--- start of MATERIAL PROVIDED ---
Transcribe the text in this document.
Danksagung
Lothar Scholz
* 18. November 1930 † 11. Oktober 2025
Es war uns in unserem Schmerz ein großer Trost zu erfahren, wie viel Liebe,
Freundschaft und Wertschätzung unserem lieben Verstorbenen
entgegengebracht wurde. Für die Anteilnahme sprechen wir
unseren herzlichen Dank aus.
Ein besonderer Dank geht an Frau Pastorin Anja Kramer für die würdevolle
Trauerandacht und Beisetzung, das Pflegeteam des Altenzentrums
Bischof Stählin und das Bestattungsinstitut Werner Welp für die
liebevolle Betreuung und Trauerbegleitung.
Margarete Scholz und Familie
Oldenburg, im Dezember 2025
--- end of MATERIAL PROVIDED ---
--- start of MATERIAL PROVIDED ---
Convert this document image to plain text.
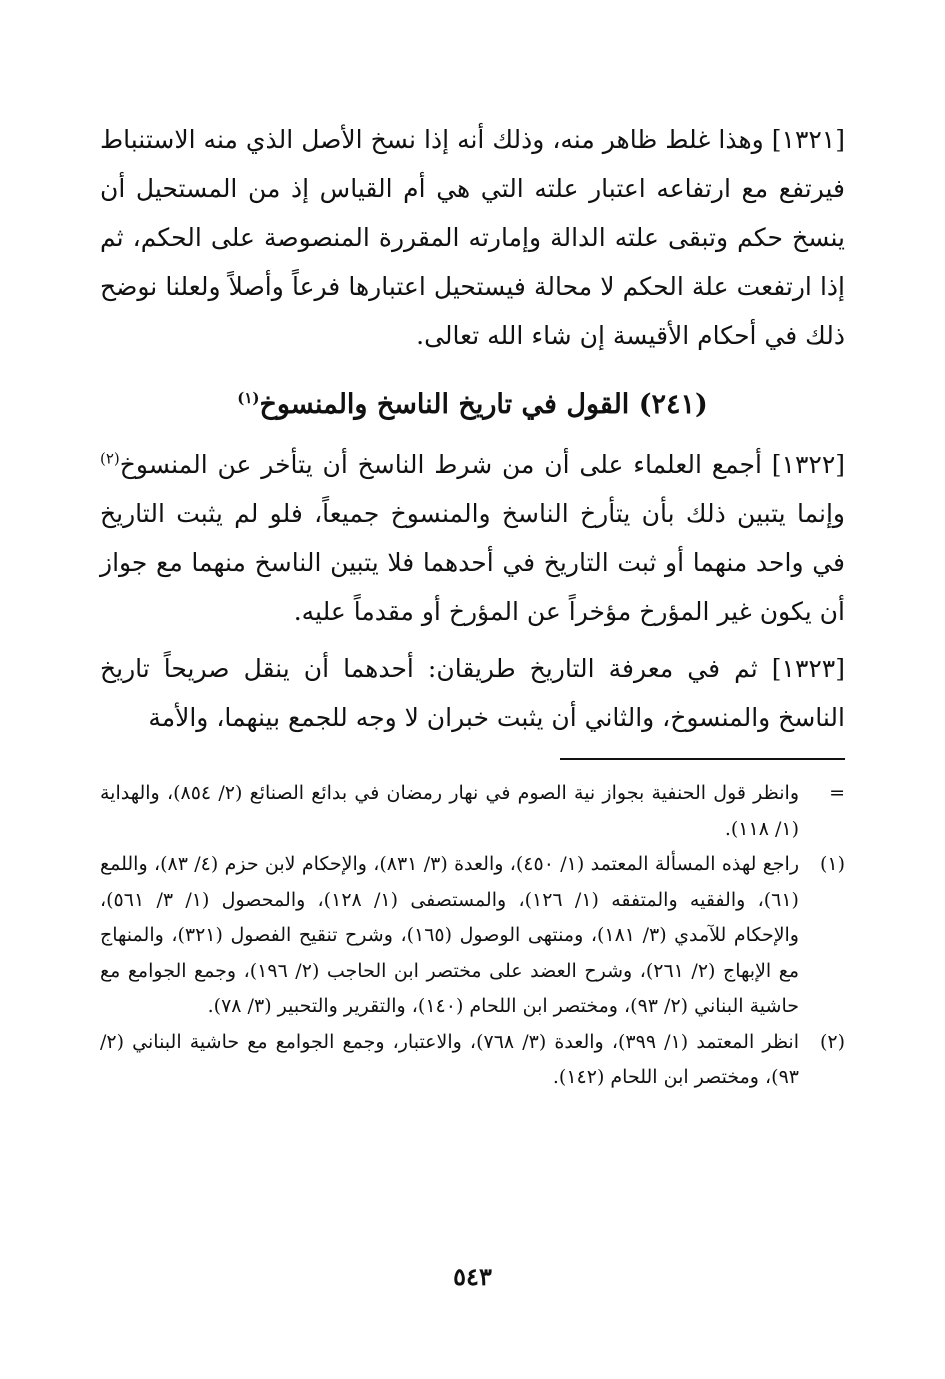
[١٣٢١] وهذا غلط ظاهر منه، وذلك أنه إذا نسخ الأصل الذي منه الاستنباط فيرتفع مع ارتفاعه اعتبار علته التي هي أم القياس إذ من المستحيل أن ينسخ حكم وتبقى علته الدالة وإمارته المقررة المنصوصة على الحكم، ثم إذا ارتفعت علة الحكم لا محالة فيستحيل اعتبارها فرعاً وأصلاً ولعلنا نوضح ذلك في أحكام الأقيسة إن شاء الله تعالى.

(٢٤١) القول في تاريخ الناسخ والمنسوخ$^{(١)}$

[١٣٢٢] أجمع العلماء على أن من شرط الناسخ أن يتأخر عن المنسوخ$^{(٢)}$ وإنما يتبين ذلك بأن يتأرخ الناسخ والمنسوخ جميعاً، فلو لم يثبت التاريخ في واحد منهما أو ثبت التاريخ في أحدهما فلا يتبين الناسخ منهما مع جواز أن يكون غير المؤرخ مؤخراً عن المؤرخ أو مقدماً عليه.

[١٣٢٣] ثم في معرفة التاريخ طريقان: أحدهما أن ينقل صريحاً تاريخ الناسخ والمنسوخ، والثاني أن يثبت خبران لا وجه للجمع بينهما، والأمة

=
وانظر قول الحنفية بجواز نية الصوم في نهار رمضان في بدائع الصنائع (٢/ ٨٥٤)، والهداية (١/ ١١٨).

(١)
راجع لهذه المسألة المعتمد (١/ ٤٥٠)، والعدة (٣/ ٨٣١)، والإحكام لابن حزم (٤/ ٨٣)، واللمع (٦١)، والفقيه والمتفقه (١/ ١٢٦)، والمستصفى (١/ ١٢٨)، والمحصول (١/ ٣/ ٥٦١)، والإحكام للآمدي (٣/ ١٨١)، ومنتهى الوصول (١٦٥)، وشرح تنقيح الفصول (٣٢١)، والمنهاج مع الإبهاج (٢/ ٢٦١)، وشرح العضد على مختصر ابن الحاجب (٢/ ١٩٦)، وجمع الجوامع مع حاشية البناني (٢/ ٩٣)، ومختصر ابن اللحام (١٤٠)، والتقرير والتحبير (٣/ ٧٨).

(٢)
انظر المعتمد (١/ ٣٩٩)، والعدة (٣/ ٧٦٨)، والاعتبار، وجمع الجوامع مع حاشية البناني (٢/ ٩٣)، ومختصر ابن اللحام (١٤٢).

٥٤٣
--- end of MATERIAL PROVIDED ---
• **YOUR INSTRUCTIONS**: Write down only the number of lines that contain the string "والعدة" in the listing.

• **FULL SOLUTION**: 2